To be done:
The data below needs to be returned exactly, line for line.

Excerpts from a figure dataset
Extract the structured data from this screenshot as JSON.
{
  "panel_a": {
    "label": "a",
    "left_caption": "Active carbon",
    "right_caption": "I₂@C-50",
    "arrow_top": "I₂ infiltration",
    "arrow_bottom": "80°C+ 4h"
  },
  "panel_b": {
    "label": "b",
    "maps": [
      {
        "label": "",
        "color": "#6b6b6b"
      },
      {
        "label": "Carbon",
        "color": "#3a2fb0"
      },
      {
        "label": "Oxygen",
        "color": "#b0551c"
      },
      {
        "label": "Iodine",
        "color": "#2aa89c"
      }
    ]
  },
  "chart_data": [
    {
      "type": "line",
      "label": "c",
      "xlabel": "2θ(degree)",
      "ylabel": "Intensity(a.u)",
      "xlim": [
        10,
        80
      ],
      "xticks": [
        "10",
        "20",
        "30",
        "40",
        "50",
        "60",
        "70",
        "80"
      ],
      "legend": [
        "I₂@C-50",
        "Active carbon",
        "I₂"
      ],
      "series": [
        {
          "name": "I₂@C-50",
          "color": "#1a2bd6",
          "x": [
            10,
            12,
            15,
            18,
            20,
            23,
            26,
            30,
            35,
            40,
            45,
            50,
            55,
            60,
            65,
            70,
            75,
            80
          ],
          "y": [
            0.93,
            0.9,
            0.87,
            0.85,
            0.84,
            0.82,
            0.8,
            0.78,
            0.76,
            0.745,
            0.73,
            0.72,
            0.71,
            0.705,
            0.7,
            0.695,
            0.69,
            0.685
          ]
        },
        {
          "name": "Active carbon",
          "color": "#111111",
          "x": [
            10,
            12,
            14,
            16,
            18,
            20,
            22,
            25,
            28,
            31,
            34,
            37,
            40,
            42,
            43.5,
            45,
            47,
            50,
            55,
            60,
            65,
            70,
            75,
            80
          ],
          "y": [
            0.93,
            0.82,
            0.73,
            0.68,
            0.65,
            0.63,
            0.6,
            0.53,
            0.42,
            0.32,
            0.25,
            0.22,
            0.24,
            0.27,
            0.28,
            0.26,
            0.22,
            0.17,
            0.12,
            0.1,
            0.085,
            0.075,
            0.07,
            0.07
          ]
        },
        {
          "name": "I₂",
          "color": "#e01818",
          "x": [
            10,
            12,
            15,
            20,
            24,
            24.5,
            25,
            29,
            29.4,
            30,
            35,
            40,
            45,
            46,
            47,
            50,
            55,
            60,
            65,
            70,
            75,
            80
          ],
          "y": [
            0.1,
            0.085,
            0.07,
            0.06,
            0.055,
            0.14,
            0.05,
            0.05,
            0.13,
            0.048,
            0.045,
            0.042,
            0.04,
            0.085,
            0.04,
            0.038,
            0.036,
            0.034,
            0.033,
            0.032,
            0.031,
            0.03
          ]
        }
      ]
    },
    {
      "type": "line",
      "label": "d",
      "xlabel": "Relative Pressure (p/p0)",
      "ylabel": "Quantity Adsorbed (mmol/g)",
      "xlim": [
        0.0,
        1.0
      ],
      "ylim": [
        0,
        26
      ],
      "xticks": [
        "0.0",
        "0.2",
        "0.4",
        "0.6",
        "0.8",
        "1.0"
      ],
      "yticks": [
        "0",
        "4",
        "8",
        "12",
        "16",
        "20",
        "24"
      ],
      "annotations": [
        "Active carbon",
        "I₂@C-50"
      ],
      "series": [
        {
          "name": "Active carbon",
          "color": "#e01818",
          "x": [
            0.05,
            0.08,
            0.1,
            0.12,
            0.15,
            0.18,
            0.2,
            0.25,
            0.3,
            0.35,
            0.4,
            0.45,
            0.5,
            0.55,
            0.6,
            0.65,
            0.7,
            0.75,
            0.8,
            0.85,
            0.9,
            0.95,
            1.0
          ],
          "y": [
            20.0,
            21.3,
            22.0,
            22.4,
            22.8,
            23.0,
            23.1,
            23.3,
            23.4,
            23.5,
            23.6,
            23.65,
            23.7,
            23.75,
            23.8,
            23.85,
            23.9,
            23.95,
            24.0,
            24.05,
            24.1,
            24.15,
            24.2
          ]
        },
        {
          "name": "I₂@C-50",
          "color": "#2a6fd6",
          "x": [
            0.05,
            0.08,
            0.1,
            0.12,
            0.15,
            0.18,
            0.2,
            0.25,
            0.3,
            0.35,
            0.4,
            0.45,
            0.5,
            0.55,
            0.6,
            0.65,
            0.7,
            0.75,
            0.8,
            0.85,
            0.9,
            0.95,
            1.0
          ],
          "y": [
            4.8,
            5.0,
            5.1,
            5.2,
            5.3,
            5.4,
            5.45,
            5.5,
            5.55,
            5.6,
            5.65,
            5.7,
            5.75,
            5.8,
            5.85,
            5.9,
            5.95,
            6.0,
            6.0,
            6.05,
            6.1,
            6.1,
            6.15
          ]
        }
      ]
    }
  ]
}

Worked answer:
Extract the structured data from this screenshot as JSON.
{
  "panel_a": {
    "label": "a",
    "left_caption": "Active carbon",
    "right_caption": "I₂@C-50",
    "arrow_top": "I₂ infiltration",
    "arrow_bottom": "80°C+ 4h"
  },
  "panel_b": {
    "label": "b",
    "maps": [
      {
        "label": "",
        "color": "#6b6b6b"
      },
      {
        "label": "Carbon",
        "color": "#3a2fb0"
      },
      {
        "label": "Oxygen",
        "color": "#b0551c"
      },
      {
        "label": "Iodine",
        "color": "#2aa89c"
      }
    ]
  },
  "chart_data": [
    {
      "type": "line",
      "label": "c",
      "xlabel": "2θ(degree)",
      "ylabel": "Intensity(a.u)",
      "xlim": [
        10,
        80
      ],
      "xticks": [
        "10",
        "20",
        "30",
        "40",
        "50",
        "60",
        "70",
        "80"
      ],
      "legend": [
        "I₂@C-50",
        "Active carbon",
        "I₂"
      ],
      "series": [
        {
          "name": "I₂@C-50",
          "color": "#1a2bd6",
          "x": [
            10,
            12,
            15,
            18,
            20,
            23,
            26,
            30,
            35,
            40,
            45,
            50,
            55,
            60,
            65,
            70,
            75,
            80
          ],
          "y": [
            0.93,
            0.9,
            0.87,
            0.85,
            0.84,
            0.82,
            0.8,
            0.78,
            0.76,
            0.745,
            0.73,
            0.72,
            0.71,
            0.705,
            0.7,
            0.695,
            0.69,
            0.685
          ]
        },
        {
          "name": "Active carbon",
          "color": "#111111",
          "x": [
            10,
            12,
            14,
            16,
            18,
            20,
            22,
            25,
            28,
            31,
            34,
            37,
            40,
            42,
            43.5,
            45,
            47,
            50,
            55,
            60,
            65,
            70,
            75,
            80
          ],
          "y": [
            0.93,
            0.82,
            0.73,
            0.68,
            0.65,
            0.63,
            0.6,
            0.53,
            0.42,
            0.32,
            0.25,
            0.22,
            0.24,
            0.27,
            0.28,
            0.26,
            0.22,
            0.17,
            0.12,
            0.1,
            0.085,
            0.075,
            0.07,
            0.07
          ]
        },
        {
          "name": "I₂",
          "color": "#e01818",
          "x": [
            10,
            12,
            15,
            20,
            24,
            24.5,
            25,
            29,
            29.4,
            30,
            35,
            40,
            45,
            46,
            47,
            50,
            55,
            60,
            65,
            70,
            75,
            80
          ],
          "y": [
            0.1,
            0.085,
            0.07,
            0.06,
            0.055,
            0.14,
            0.05,
            0.05,
            0.13,
            0.048,
            0.045,
            0.042,
            0.04,
            0.085,
            0.04,
            0.038,
            0.036,
            0.034,
            0.033,
            0.032,
            0.031,
            0.03
          ]
        }
      ]
    },
    {
      "type": "line",
      "label": "d",
      "xlabel": "Relative Pressure (p/p0)",
      "ylabel": "Quantity Adsorbed (mmol/g)",
      "xlim": [
        0.0,
        1.0
      ],
      "ylim": [
        0,
        26
      ],
      "xticks": [
        "0.0",
        "0.2",
        "0.4",
        "0.6",
        "0.8",
        "1.0"
      ],
      "yticks": [
        "0",
        "4",
        "8",
        "12",
        "16",
        "20",
        "24"
      ],
      "annotations": [
        "Active carbon",
        "I₂@C-50"
      ],
      "series": [
        {
          "name": "Active carbon",
          "color": "#e01818",
          "x": [
            0.05,
            0.08,
            0.1,
            0.12,
            0.15,
            0.18,
            0.2,
            0.25,
            0.3,
            0.35,
            0.4,
            0.45,
            0.5,
            0.55,
            0.6,
            0.65,
            0.7,
            0.75,
            0.8,
            0.85,
            0.9,
            0.95,
            1.0
          ],
          "y": [
            20.0,
            21.3,
            22.0,
            22.4,
            22.8,
            23.0,
            23.1,
            23.3,
            23.4,
            23.5,
            23.6,
            23.65,
            23.7,
            23.75,
            23.8,
            23.85,
            23.9,
            23.95,
            24.0,
            24.05,
            24.1,
            24.15,
            24.2
          ]
        },
        {
          "name": "I₂@C-50",
          "color": "#2a6fd6",
          "x": [
            0.05,
            0.08,
            0.1,
            0.12,
            0.15,
            0.18,
            0.2,
            0.25,
            0.3,
            0.35,
            0.4,
            0.45,
            0.5,
            0.55,
            0.6,
            0.65,
            0.7,
            0.75,
            0.8,
            0.85,
            0.9,
            0.95,
            1.0
          ],
          "y": [
            4.8,
            5.0,
            5.1,
            5.2,
            5.3,
            5.4,
            5.45,
            5.5,
            5.55,
            5.6,
            5.65,
            5.7,
            5.75,
            5.8,
            5.85,
            5.9,
            5.95,
            6.0,
            6.0,
            6.05,
            6.1,
            6.1,
            6.15
          ]
        }
      ]
    }
  ]
}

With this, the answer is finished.